# Given task
Your task is to copy every line of this material exactly.
----------
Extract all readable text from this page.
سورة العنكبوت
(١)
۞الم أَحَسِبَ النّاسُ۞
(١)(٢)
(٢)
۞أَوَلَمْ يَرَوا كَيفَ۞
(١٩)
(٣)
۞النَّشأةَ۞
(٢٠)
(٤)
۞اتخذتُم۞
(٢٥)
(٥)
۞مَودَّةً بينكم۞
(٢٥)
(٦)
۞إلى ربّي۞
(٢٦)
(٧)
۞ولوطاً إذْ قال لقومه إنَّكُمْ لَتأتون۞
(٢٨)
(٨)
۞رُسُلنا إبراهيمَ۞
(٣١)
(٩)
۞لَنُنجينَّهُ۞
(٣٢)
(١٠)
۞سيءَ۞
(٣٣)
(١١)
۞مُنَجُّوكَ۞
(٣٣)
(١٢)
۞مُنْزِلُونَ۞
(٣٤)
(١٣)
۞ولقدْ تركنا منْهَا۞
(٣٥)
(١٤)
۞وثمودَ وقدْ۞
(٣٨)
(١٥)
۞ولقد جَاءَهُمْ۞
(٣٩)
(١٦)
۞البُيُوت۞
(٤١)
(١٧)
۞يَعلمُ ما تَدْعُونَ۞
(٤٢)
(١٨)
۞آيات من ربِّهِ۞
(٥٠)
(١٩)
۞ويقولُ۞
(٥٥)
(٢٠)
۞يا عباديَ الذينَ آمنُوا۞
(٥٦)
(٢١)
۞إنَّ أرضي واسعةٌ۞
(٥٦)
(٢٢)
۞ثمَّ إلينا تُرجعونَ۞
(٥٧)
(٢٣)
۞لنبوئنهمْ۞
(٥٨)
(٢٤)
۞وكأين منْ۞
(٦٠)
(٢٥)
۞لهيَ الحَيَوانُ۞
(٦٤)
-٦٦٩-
----------
# Task answer
Extract all readable text from this page.
سورة العنكبوت
(١)
۞الم أَحَسِبَ النّاسُ۞
(١)(٢)
(٢)
۞أَوَلَمْ يَرَوا كَيفَ۞
(١٩)
(٣)
۞النَّشأةَ۞
(٢٠)
(٤)
۞اتخذتُم۞
(٢٥)
(٥)
۞مَودَّةً بينكم۞
(٢٥)
(٦)
۞إلى ربّي۞
(٢٦)
(٧)
۞ولوطاً إذْ قال لقومه إنَّكُمْ لَتأتون۞
(٢٨)
(٨)
۞رُسُلنا إبراهيمَ۞
(٣١)
(٩)
۞لَنُنجينَّهُ۞
(٣٢)
(١٠)
۞سيءَ۞
(٣٣)
(١١)
۞مُنَجُّوكَ۞
(٣٣)
(١٢)
۞مُنْزِلُونَ۞
(٣٤)
(١٣)
۞ولقدْ تركنا منْهَا۞
(٣٥)
(١٤)
۞وثمودَ وقدْ۞
(٣٨)
(١٥)
۞ولقد جَاءَهُمْ۞
(٣٩)
(١٦)
۞البُيُوت۞
(٤١)
(١٧)
۞يَعلمُ ما تَدْعُونَ۞
(٤٢)
(١٨)
۞آيات من ربِّهِ۞
(٥٠)
(١٩)
۞ويقولُ۞
(٥٥)
(٢٠)
۞يا عباديَ الذينَ آمنُوا۞
(٥٦)
(٢١)
۞إنَّ أرضي واسعةٌ۞
(٥٦)
(٢٢)
۞ثمَّ إلينا تُرجعونَ۞
(٥٧)
(٢٣)
۞لنبوئنهمْ۞
(٥٨)
(٢٤)
۞وكأين منْ۞
(٦٠)
(٢٥)
۞لهيَ الحَيَوانُ۞
(٦٤)
-٦٦٩-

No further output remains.